--- Begin Records shown ---

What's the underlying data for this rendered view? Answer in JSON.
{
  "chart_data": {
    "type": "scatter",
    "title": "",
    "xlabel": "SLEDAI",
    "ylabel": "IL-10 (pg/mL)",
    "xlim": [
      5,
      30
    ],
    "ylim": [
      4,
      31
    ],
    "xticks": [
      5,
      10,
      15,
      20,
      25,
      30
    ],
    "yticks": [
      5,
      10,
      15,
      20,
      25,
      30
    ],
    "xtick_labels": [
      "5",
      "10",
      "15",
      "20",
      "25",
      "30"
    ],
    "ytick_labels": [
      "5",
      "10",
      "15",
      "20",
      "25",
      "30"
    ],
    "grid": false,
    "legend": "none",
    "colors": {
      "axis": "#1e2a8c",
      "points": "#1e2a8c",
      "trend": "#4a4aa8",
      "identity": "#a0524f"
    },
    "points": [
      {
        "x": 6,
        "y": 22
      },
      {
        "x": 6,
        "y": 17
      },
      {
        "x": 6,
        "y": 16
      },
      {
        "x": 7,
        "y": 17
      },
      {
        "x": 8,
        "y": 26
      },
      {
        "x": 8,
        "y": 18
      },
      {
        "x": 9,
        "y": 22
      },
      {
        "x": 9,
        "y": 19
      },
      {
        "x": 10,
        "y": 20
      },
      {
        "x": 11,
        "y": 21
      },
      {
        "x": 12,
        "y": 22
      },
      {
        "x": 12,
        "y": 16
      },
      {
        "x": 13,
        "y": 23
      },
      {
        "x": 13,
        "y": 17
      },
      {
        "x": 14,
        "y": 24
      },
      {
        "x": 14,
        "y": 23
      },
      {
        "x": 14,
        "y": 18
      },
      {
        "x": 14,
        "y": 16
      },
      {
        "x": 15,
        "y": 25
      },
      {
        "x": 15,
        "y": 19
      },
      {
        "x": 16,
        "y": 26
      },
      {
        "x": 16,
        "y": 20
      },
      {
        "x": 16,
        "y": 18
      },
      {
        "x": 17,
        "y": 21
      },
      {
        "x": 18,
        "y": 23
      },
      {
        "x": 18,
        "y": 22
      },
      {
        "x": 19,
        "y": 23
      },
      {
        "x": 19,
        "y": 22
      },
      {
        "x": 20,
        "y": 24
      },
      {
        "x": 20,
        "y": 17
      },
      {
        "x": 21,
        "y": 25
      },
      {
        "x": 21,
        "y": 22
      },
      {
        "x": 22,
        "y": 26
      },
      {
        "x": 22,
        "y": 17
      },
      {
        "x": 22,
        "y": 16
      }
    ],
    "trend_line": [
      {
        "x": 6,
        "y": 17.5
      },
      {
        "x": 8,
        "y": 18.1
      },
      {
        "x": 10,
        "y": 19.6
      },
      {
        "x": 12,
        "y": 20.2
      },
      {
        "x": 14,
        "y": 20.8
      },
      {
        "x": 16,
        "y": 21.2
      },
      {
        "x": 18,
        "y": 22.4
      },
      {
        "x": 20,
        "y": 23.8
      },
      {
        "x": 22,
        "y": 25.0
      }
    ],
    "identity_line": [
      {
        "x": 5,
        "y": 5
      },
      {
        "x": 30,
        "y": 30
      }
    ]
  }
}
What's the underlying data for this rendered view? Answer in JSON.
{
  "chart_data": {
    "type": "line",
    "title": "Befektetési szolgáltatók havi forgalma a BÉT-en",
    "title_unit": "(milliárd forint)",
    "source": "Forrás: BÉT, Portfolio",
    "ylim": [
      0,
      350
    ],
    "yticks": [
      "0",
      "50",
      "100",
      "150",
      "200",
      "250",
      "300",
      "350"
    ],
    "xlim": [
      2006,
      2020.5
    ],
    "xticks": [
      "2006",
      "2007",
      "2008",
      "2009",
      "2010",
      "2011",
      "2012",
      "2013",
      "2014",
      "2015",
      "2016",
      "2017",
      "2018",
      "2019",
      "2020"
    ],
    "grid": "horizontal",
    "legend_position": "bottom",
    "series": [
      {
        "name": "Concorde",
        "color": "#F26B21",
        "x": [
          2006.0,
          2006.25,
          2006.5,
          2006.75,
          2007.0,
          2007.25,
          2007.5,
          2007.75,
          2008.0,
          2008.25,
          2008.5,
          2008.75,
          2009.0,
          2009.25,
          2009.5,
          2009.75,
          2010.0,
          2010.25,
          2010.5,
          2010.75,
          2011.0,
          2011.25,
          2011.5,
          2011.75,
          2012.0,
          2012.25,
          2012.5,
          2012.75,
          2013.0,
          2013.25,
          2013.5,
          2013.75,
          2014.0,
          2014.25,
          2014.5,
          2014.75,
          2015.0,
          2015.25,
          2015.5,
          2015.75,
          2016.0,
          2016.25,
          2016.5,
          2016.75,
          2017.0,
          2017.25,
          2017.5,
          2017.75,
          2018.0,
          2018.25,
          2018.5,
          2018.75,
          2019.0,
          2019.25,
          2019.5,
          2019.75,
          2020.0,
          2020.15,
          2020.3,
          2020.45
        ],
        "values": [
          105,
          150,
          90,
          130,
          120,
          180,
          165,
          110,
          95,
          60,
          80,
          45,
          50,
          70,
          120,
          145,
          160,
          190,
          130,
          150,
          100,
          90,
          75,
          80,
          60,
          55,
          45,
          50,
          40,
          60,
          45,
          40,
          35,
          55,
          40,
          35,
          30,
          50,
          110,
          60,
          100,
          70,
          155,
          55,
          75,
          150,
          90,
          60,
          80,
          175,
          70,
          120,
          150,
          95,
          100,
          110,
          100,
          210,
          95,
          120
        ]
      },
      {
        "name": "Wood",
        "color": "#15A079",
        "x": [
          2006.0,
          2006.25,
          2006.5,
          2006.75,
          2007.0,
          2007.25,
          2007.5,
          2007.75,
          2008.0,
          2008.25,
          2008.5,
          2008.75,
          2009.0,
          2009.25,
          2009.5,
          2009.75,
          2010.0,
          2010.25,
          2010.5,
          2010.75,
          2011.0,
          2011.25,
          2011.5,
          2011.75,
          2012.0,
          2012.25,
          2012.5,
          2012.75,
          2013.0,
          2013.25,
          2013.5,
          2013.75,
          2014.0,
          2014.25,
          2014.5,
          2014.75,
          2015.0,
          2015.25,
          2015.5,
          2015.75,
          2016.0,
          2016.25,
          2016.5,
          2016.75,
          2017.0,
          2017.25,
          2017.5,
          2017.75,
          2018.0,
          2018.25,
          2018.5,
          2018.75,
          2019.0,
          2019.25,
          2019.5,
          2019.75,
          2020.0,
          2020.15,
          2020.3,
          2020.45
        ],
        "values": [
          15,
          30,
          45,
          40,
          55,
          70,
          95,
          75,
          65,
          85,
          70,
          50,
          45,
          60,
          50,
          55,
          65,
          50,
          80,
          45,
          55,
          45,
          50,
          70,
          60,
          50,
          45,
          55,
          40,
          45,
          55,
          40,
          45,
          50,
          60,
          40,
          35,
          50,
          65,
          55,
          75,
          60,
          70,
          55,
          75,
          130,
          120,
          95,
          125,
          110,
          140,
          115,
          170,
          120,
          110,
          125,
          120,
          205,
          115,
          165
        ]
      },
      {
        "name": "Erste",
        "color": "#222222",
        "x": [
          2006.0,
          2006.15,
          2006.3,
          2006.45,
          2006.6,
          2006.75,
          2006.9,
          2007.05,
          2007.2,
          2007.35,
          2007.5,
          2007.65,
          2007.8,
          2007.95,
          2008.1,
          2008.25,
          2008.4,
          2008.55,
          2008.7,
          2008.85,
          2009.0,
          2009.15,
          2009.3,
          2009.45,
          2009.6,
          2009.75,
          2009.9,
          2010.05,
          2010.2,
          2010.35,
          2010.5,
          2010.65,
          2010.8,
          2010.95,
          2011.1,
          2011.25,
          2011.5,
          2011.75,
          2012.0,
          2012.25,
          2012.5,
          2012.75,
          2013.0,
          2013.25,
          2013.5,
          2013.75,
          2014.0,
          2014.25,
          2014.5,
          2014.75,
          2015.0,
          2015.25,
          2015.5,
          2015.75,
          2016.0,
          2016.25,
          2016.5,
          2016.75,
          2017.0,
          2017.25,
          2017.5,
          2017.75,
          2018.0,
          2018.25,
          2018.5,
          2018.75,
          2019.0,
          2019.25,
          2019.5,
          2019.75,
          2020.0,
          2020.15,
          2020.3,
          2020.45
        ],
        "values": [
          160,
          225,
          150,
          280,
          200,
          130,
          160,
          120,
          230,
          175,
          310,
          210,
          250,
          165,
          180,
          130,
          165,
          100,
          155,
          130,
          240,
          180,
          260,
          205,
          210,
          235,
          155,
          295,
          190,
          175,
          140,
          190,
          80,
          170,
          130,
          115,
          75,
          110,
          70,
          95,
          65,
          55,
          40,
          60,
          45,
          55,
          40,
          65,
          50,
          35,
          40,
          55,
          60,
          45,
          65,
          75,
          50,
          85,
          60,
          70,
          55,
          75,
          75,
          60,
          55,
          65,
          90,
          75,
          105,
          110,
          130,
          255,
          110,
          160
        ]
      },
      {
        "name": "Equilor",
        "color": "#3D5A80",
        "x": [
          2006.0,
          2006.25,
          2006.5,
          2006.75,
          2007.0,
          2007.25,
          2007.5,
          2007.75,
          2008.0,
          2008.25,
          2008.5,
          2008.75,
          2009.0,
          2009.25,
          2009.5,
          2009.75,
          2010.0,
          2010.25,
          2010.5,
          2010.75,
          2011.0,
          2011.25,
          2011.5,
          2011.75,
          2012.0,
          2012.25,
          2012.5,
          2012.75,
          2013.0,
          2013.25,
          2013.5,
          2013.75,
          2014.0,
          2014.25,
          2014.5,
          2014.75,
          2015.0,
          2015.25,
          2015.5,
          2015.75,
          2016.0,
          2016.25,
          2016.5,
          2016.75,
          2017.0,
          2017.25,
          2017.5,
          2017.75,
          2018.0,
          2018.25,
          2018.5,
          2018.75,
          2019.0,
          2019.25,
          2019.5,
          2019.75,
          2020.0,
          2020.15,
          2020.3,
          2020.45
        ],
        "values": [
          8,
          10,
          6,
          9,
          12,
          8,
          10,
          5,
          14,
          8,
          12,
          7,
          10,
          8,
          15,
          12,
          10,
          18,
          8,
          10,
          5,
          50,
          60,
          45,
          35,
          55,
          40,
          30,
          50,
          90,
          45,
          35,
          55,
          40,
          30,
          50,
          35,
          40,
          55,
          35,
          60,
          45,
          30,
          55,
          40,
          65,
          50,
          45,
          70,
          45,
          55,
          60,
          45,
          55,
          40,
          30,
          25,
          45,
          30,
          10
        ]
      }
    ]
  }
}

--- End Records shown ---

Copy each line from the records above that includes the string "name".

        "name": "Concorde",
        "name": "Wood",
        "name": "Erste",
        "name": "Equilor",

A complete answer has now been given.